Please pull out every line that includes the string "style".

[Start of SUPPLIED INFORMATION]

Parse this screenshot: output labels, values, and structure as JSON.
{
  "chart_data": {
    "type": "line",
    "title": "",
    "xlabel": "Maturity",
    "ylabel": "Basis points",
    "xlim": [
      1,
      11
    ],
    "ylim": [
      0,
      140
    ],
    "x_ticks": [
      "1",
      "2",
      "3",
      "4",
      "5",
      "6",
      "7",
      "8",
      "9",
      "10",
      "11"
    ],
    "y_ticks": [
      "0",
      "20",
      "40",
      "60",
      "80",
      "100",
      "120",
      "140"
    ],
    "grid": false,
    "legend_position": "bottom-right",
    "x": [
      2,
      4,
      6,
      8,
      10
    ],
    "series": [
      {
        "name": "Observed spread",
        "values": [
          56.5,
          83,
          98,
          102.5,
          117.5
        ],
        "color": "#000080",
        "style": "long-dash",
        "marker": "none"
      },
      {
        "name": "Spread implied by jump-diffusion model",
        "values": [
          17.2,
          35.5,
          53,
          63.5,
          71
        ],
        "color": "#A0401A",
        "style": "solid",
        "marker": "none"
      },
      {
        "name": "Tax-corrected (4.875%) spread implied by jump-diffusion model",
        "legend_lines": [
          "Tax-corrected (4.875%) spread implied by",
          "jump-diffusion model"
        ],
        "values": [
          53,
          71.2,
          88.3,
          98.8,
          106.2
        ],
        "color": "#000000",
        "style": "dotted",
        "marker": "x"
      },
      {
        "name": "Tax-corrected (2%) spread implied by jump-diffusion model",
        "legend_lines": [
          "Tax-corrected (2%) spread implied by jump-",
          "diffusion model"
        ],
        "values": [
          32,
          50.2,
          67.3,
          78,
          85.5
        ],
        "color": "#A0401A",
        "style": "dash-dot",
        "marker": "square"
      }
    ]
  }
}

[End of SUPPLIED INFORMATION]

FULL ANSWER »
        "style": "long-dash",
        "style": "solid",
        "style": "dotted",
        "style": "dash-dot",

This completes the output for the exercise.